INSTRUCTIONS FOR THE TASK
Write the records below out again exactly as given, with no images.
________________
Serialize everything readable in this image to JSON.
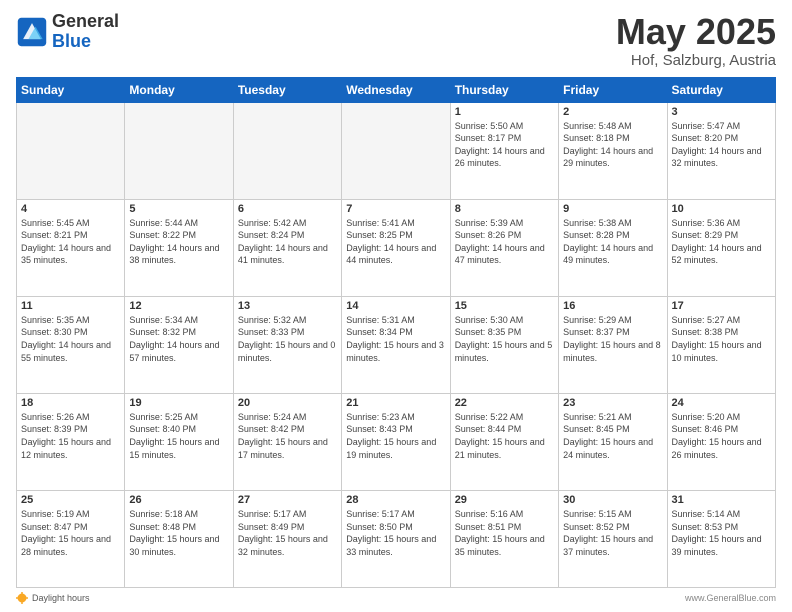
{
  "header": {
    "logo_general": "General",
    "logo_blue": "Blue",
    "title": "May 2025",
    "location": "Hof, Salzburg, Austria"
  },
  "weekdays": [
    "Sunday",
    "Monday",
    "Tuesday",
    "Wednesday",
    "Thursday",
    "Friday",
    "Saturday"
  ],
  "weeks": [
    [
      {
        "day": "",
        "empty": true
      },
      {
        "day": "",
        "empty": true
      },
      {
        "day": "",
        "empty": true
      },
      {
        "day": "",
        "empty": true
      },
      {
        "day": "1",
        "sunrise": "5:50 AM",
        "sunset": "8:17 PM",
        "daylight": "14 hours and 26 minutes."
      },
      {
        "day": "2",
        "sunrise": "5:48 AM",
        "sunset": "8:18 PM",
        "daylight": "14 hours and 29 minutes."
      },
      {
        "day": "3",
        "sunrise": "5:47 AM",
        "sunset": "8:20 PM",
        "daylight": "14 hours and 32 minutes."
      }
    ],
    [
      {
        "day": "4",
        "sunrise": "5:45 AM",
        "sunset": "8:21 PM",
        "daylight": "14 hours and 35 minutes."
      },
      {
        "day": "5",
        "sunrise": "5:44 AM",
        "sunset": "8:22 PM",
        "daylight": "14 hours and 38 minutes."
      },
      {
        "day": "6",
        "sunrise": "5:42 AM",
        "sunset": "8:24 PM",
        "daylight": "14 hours and 41 minutes."
      },
      {
        "day": "7",
        "sunrise": "5:41 AM",
        "sunset": "8:25 PM",
        "daylight": "14 hours and 44 minutes."
      },
      {
        "day": "8",
        "sunrise": "5:39 AM",
        "sunset": "8:26 PM",
        "daylight": "14 hours and 47 minutes."
      },
      {
        "day": "9",
        "sunrise": "5:38 AM",
        "sunset": "8:28 PM",
        "daylight": "14 hours and 49 minutes."
      },
      {
        "day": "10",
        "sunrise": "5:36 AM",
        "sunset": "8:29 PM",
        "daylight": "14 hours and 52 minutes."
      }
    ],
    [
      {
        "day": "11",
        "sunrise": "5:35 AM",
        "sunset": "8:30 PM",
        "daylight": "14 hours and 55 minutes."
      },
      {
        "day": "12",
        "sunrise": "5:34 AM",
        "sunset": "8:32 PM",
        "daylight": "14 hours and 57 minutes."
      },
      {
        "day": "13",
        "sunrise": "5:32 AM",
        "sunset": "8:33 PM",
        "daylight": "15 hours and 0 minutes."
      },
      {
        "day": "14",
        "sunrise": "5:31 AM",
        "sunset": "8:34 PM",
        "daylight": "15 hours and 3 minutes."
      },
      {
        "day": "15",
        "sunrise": "5:30 AM",
        "sunset": "8:35 PM",
        "daylight": "15 hours and 5 minutes."
      },
      {
        "day": "16",
        "sunrise": "5:29 AM",
        "sunset": "8:37 PM",
        "daylight": "15 hours and 8 minutes."
      },
      {
        "day": "17",
        "sunrise": "5:27 AM",
        "sunset": "8:38 PM",
        "daylight": "15 hours and 10 minutes."
      }
    ],
    [
      {
        "day": "18",
        "sunrise": "5:26 AM",
        "sunset": "8:39 PM",
        "daylight": "15 hours and 12 minutes."
      },
      {
        "day": "19",
        "sunrise": "5:25 AM",
        "sunset": "8:40 PM",
        "daylight": "15 hours and 15 minutes."
      },
      {
        "day": "20",
        "sunrise": "5:24 AM",
        "sunset": "8:42 PM",
        "daylight": "15 hours and 17 minutes."
      },
      {
        "day": "21",
        "sunrise": "5:23 AM",
        "sunset": "8:43 PM",
        "daylight": "15 hours and 19 minutes."
      },
      {
        "day": "22",
        "sunrise": "5:22 AM",
        "sunset": "8:44 PM",
        "daylight": "15 hours and 21 minutes."
      },
      {
        "day": "23",
        "sunrise": "5:21 AM",
        "sunset": "8:45 PM",
        "daylight": "15 hours and 24 minutes."
      },
      {
        "day": "24",
        "sunrise": "5:20 AM",
        "sunset": "8:46 PM",
        "daylight": "15 hours and 26 minutes."
      }
    ],
    [
      {
        "day": "25",
        "sunrise": "5:19 AM",
        "sunset": "8:47 PM",
        "daylight": "15 hours and 28 minutes."
      },
      {
        "day": "26",
        "sunrise": "5:18 AM",
        "sunset": "8:48 PM",
        "daylight": "15 hours and 30 minutes."
      },
      {
        "day": "27",
        "sunrise": "5:17 AM",
        "sunset": "8:49 PM",
        "daylight": "15 hours and 32 minutes."
      },
      {
        "day": "28",
        "sunrise": "5:17 AM",
        "sunset": "8:50 PM",
        "daylight": "15 hours and 33 minutes."
      },
      {
        "day": "29",
        "sunrise": "5:16 AM",
        "sunset": "8:51 PM",
        "daylight": "15 hours and 35 minutes."
      },
      {
        "day": "30",
        "sunrise": "5:15 AM",
        "sunset": "8:52 PM",
        "daylight": "15 hours and 37 minutes."
      },
      {
        "day": "31",
        "sunrise": "5:14 AM",
        "sunset": "8:53 PM",
        "daylight": "15 hours and 39 minutes."
      }
    ]
  ],
  "footer": {
    "daylight_label": "Daylight hours",
    "url": "www.GeneralBlue.com"
  }
}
________________
SOLUTION FOR THIS EXERCISE
Serialize everything readable in this image to JSON.
{
  "header": {
    "logo_general": "General",
    "logo_blue": "Blue",
    "title": "May 2025",
    "location": "Hof, Salzburg, Austria"
  },
  "weekdays": [
    "Sunday",
    "Monday",
    "Tuesday",
    "Wednesday",
    "Thursday",
    "Friday",
    "Saturday"
  ],
  "weeks": [
    [
      {
        "day": "",
        "empty": true
      },
      {
        "day": "",
        "empty": true
      },
      {
        "day": "",
        "empty": true
      },
      {
        "day": "",
        "empty": true
      },
      {
        "day": "1",
        "sunrise": "5:50 AM",
        "sunset": "8:17 PM",
        "daylight": "14 hours and 26 minutes."
      },
      {
        "day": "2",
        "sunrise": "5:48 AM",
        "sunset": "8:18 PM",
        "daylight": "14 hours and 29 minutes."
      },
      {
        "day": "3",
        "sunrise": "5:47 AM",
        "sunset": "8:20 PM",
        "daylight": "14 hours and 32 minutes."
      }
    ],
    [
      {
        "day": "4",
        "sunrise": "5:45 AM",
        "sunset": "8:21 PM",
        "daylight": "14 hours and 35 minutes."
      },
      {
        "day": "5",
        "sunrise": "5:44 AM",
        "sunset": "8:22 PM",
        "daylight": "14 hours and 38 minutes."
      },
      {
        "day": "6",
        "sunrise": "5:42 AM",
        "sunset": "8:24 PM",
        "daylight": "14 hours and 41 minutes."
      },
      {
        "day": "7",
        "sunrise": "5:41 AM",
        "sunset": "8:25 PM",
        "daylight": "14 hours and 44 minutes."
      },
      {
        "day": "8",
        "sunrise": "5:39 AM",
        "sunset": "8:26 PM",
        "daylight": "14 hours and 47 minutes."
      },
      {
        "day": "9",
        "sunrise": "5:38 AM",
        "sunset": "8:28 PM",
        "daylight": "14 hours and 49 minutes."
      },
      {
        "day": "10",
        "sunrise": "5:36 AM",
        "sunset": "8:29 PM",
        "daylight": "14 hours and 52 minutes."
      }
    ],
    [
      {
        "day": "11",
        "sunrise": "5:35 AM",
        "sunset": "8:30 PM",
        "daylight": "14 hours and 55 minutes."
      },
      {
        "day": "12",
        "sunrise": "5:34 AM",
        "sunset": "8:32 PM",
        "daylight": "14 hours and 57 minutes."
      },
      {
        "day": "13",
        "sunrise": "5:32 AM",
        "sunset": "8:33 PM",
        "daylight": "15 hours and 0 minutes."
      },
      {
        "day": "14",
        "sunrise": "5:31 AM",
        "sunset": "8:34 PM",
        "daylight": "15 hours and 3 minutes."
      },
      {
        "day": "15",
        "sunrise": "5:30 AM",
        "sunset": "8:35 PM",
        "daylight": "15 hours and 5 minutes."
      },
      {
        "day": "16",
        "sunrise": "5:29 AM",
        "sunset": "8:37 PM",
        "daylight": "15 hours and 8 minutes."
      },
      {
        "day": "17",
        "sunrise": "5:27 AM",
        "sunset": "8:38 PM",
        "daylight": "15 hours and 10 minutes."
      }
    ],
    [
      {
        "day": "18",
        "sunrise": "5:26 AM",
        "sunset": "8:39 PM",
        "daylight": "15 hours and 12 minutes."
      },
      {
        "day": "19",
        "sunrise": "5:25 AM",
        "sunset": "8:40 PM",
        "daylight": "15 hours and 15 minutes."
      },
      {
        "day": "20",
        "sunrise": "5:24 AM",
        "sunset": "8:42 PM",
        "daylight": "15 hours and 17 minutes."
      },
      {
        "day": "21",
        "sunrise": "5:23 AM",
        "sunset": "8:43 PM",
        "daylight": "15 hours and 19 minutes."
      },
      {
        "day": "22",
        "sunrise": "5:22 AM",
        "sunset": "8:44 PM",
        "daylight": "15 hours and 21 minutes."
      },
      {
        "day": "23",
        "sunrise": "5:21 AM",
        "sunset": "8:45 PM",
        "daylight": "15 hours and 24 minutes."
      },
      {
        "day": "24",
        "sunrise": "5:20 AM",
        "sunset": "8:46 PM",
        "daylight": "15 hours and 26 minutes."
      }
    ],
    [
      {
        "day": "25",
        "sunrise": "5:19 AM",
        "sunset": "8:47 PM",
        "daylight": "15 hours and 28 minutes."
      },
      {
        "day": "26",
        "sunrise": "5:18 AM",
        "sunset": "8:48 PM",
        "daylight": "15 hours and 30 minutes."
      },
      {
        "day": "27",
        "sunrise": "5:17 AM",
        "sunset": "8:49 PM",
        "daylight": "15 hours and 32 minutes."
      },
      {
        "day": "28",
        "sunrise": "5:17 AM",
        "sunset": "8:50 PM",
        "daylight": "15 hours and 33 minutes."
      },
      {
        "day": "29",
        "sunrise": "5:16 AM",
        "sunset": "8:51 PM",
        "daylight": "15 hours and 35 minutes."
      },
      {
        "day": "30",
        "sunrise": "5:15 AM",
        "sunset": "8:52 PM",
        "daylight": "15 hours and 37 minutes."
      },
      {
        "day": "31",
        "sunrise": "5:14 AM",
        "sunset": "8:53 PM",
        "daylight": "15 hours and 39 minutes."
      }
    ]
  ],
  "footer": {
    "daylight_label": "Daylight hours",
    "url": "www.GeneralBlue.com"
  }
}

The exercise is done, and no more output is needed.